- DATA EXCERPTS -
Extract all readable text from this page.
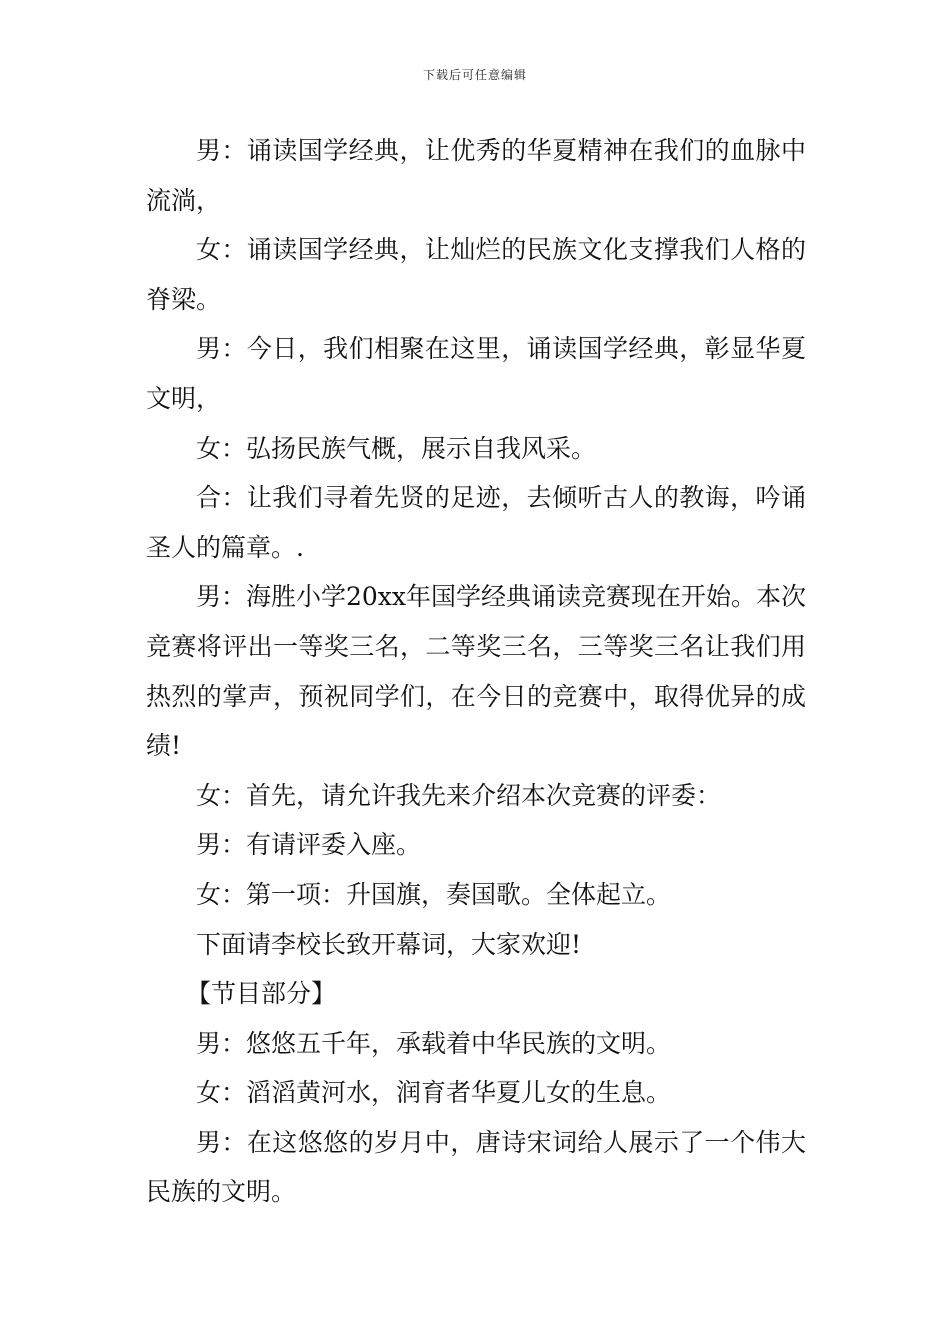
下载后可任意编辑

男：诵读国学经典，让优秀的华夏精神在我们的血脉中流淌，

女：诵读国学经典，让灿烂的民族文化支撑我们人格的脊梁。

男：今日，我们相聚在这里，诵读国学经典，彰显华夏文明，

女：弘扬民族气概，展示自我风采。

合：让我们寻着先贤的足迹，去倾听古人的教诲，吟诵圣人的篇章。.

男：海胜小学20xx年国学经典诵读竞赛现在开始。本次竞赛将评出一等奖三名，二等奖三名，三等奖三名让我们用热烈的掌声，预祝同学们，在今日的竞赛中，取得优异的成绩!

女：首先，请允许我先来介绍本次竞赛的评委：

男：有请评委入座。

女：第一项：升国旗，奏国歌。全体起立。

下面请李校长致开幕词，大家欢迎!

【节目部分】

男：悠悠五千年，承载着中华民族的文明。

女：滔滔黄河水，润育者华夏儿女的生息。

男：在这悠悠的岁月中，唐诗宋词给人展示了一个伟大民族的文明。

- REQUIRED WORK -
Quote the data above in full and without alteration; skip the pictures.

- RESULT OF THIS TASK -
Extract all readable text from this page.
下载后可任意编辑

男：诵读国学经典，让优秀的华夏精神在我们的血脉中流淌，

女：诵读国学经典，让灿烂的民族文化支撑我们人格的脊梁。

男：今日，我们相聚在这里，诵读国学经典，彰显华夏文明，

女：弘扬民族气概，展示自我风采。

合：让我们寻着先贤的足迹，去倾听古人的教诲，吟诵圣人的篇章。.

男：海胜小学20xx年国学经典诵读竞赛现在开始。本次竞赛将评出一等奖三名，二等奖三名，三等奖三名让我们用热烈的掌声，预祝同学们，在今日的竞赛中，取得优异的成绩!

女：首先，请允许我先来介绍本次竞赛的评委：

男：有请评委入座。

女：第一项：升国旗，奏国歌。全体起立。

下面请李校长致开幕词，大家欢迎!

【节目部分】

男：悠悠五千年，承载着中华民族的文明。

女：滔滔黄河水，润育者华夏儿女的生息。

男：在这悠悠的岁月中，唐诗宋词给人展示了一个伟大民族的文明。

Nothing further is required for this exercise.